Count how many lines of the data include "speed". The answer is that number and nothing else.

→ Exercise material
>>>>>
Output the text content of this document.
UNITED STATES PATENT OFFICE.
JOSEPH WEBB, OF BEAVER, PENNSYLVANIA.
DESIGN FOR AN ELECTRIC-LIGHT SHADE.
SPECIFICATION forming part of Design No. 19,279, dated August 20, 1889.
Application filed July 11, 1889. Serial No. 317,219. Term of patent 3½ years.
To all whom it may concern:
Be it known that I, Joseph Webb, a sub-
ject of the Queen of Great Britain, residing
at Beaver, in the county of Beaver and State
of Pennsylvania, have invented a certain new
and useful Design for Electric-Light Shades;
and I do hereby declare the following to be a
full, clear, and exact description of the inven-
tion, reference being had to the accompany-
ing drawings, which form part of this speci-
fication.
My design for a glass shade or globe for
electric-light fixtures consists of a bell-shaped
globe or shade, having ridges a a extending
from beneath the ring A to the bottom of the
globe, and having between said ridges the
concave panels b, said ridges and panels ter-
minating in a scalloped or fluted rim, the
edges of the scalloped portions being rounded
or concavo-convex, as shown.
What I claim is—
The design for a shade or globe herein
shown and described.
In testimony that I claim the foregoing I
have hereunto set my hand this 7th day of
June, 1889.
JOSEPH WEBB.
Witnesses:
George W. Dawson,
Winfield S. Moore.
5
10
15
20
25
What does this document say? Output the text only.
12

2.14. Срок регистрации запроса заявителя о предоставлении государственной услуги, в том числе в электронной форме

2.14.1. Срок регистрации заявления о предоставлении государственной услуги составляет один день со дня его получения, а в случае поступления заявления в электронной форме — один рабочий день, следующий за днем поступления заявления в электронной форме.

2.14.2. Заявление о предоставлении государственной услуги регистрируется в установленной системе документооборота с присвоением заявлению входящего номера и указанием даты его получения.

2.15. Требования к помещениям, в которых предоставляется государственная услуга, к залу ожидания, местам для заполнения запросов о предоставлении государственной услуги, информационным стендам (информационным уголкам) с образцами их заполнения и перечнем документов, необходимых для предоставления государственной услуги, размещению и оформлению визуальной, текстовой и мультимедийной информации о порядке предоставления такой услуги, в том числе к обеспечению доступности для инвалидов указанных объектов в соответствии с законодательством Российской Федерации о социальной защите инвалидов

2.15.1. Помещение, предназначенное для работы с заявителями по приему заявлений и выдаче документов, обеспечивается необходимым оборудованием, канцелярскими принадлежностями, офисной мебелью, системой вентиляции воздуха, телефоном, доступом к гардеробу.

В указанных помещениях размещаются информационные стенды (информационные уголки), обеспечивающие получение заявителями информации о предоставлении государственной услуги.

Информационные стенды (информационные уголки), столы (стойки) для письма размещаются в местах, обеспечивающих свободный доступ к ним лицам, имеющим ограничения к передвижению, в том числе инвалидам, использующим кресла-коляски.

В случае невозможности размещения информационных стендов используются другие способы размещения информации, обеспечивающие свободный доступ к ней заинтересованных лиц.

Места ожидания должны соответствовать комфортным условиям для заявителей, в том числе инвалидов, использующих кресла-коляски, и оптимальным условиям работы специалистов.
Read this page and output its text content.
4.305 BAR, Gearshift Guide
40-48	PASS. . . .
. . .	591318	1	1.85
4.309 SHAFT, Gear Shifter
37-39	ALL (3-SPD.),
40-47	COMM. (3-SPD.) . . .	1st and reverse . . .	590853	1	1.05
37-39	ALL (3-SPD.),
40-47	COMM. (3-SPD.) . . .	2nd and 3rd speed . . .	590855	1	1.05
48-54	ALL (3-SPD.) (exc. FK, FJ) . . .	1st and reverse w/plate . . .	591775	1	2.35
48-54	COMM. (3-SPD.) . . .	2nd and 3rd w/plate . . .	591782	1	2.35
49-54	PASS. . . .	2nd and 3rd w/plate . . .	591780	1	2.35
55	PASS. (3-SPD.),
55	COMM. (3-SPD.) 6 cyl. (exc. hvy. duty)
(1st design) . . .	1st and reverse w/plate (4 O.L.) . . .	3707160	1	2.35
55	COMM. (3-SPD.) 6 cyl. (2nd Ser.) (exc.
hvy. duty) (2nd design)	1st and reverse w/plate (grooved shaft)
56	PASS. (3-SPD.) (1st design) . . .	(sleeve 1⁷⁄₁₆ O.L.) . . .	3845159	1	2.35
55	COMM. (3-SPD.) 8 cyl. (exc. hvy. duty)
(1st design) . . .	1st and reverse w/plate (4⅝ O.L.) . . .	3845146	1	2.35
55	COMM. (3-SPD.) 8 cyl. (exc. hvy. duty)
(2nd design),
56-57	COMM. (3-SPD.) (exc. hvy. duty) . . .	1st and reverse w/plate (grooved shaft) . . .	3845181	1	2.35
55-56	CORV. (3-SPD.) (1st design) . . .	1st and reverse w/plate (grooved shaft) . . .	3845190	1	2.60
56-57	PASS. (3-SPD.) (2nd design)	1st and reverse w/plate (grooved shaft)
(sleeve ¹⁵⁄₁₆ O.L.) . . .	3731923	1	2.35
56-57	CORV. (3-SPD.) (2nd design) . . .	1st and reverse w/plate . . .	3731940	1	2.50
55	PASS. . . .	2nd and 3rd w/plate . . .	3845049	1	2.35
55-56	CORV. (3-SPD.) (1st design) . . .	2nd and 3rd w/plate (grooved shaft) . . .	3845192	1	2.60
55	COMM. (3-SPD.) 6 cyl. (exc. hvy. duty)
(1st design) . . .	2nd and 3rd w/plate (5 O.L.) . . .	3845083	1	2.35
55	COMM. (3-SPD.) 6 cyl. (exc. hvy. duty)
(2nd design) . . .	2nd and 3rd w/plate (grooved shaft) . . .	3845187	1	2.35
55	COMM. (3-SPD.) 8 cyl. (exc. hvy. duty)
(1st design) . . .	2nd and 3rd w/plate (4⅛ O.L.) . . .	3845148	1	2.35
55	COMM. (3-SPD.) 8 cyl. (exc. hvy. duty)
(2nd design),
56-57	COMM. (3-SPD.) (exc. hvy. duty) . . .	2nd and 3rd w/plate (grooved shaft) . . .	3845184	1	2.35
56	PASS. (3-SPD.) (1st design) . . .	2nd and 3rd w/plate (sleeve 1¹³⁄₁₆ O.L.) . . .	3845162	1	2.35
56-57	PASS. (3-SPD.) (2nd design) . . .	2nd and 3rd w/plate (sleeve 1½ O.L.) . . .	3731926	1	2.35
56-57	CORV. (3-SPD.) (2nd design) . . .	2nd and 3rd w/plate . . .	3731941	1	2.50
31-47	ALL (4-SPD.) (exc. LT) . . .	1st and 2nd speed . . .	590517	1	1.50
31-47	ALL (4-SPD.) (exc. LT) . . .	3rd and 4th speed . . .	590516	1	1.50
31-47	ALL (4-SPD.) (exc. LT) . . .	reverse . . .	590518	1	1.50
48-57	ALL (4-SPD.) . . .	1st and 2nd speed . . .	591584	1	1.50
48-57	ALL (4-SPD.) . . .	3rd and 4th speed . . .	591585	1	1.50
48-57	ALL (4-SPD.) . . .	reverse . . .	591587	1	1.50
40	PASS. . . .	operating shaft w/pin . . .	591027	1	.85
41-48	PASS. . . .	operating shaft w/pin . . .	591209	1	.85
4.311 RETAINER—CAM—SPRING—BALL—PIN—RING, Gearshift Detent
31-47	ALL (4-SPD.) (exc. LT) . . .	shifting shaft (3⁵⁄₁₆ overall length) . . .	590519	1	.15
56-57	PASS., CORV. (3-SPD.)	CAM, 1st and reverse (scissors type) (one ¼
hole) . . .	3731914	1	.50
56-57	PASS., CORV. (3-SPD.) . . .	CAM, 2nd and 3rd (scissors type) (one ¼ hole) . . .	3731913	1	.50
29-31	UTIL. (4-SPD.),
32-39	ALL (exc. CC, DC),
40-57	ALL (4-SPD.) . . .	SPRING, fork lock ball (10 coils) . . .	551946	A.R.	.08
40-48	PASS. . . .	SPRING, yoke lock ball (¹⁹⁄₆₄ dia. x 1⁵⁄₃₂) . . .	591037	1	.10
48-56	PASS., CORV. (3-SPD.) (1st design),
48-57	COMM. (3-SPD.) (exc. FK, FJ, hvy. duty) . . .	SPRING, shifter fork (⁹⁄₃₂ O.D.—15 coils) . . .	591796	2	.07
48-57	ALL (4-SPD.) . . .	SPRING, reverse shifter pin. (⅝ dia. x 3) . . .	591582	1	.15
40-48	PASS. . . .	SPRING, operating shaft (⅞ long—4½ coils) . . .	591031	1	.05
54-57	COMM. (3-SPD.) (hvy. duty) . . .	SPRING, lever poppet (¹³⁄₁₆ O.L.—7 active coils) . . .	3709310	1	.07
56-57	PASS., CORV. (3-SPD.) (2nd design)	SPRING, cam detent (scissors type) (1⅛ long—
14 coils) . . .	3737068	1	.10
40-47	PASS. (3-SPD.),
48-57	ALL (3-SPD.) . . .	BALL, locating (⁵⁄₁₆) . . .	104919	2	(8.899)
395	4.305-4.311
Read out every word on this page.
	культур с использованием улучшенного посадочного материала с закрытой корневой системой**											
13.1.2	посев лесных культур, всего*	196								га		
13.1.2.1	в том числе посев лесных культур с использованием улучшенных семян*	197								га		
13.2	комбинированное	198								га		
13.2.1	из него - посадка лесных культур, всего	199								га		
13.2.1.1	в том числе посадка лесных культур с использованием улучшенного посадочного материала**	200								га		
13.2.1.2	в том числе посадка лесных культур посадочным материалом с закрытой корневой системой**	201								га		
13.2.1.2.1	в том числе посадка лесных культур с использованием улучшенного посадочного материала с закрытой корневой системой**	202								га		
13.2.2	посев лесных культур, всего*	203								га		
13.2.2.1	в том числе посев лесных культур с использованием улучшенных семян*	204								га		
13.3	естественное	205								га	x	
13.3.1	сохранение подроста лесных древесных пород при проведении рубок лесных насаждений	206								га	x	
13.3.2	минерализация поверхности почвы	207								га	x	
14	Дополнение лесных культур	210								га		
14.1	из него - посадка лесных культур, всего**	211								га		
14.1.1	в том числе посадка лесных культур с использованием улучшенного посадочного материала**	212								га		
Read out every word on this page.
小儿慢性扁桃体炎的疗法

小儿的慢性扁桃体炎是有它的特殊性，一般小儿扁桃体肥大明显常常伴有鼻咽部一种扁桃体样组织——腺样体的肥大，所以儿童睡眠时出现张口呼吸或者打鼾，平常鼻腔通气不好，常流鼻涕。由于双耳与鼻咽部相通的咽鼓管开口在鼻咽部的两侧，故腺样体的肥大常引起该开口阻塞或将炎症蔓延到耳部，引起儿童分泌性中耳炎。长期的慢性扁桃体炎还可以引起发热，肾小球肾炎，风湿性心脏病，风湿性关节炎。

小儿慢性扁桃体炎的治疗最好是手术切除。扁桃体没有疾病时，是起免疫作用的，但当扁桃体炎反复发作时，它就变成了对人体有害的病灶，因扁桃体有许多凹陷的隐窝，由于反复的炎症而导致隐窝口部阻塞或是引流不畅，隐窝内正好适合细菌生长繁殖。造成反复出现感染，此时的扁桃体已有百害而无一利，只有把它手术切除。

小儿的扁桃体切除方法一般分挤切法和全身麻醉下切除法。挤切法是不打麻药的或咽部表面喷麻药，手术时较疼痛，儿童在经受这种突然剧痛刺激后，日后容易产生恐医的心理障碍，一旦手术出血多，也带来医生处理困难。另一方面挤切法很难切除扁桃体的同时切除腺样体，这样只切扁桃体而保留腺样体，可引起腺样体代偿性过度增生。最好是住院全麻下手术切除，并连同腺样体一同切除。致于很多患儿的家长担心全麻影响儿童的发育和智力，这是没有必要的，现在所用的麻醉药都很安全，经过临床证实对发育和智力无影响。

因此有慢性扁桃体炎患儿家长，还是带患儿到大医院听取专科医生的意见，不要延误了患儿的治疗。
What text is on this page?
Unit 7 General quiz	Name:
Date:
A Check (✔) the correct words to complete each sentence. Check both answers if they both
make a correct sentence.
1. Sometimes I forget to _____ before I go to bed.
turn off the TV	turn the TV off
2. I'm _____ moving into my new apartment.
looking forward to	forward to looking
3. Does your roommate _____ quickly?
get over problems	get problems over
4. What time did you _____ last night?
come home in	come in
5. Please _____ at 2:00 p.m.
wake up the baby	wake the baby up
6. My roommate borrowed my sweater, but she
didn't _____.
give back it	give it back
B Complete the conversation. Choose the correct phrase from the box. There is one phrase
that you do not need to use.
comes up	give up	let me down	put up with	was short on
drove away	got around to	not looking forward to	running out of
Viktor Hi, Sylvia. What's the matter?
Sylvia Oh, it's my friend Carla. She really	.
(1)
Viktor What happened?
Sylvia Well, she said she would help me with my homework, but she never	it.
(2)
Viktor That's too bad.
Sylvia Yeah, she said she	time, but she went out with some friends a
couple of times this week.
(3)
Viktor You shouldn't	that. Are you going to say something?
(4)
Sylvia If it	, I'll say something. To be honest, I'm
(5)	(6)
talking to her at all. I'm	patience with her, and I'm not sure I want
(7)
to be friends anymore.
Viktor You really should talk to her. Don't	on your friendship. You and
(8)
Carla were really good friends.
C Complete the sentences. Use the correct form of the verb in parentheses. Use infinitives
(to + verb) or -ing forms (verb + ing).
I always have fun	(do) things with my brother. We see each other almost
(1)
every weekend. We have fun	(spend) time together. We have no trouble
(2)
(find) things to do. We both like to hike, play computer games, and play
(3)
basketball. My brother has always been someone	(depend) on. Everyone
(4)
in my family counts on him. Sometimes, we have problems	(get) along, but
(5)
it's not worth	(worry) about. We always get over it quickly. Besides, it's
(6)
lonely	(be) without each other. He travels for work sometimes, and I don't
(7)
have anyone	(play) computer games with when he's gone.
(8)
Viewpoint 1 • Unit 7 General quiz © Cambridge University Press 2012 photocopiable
<<<<<
→ Solution for this problem
5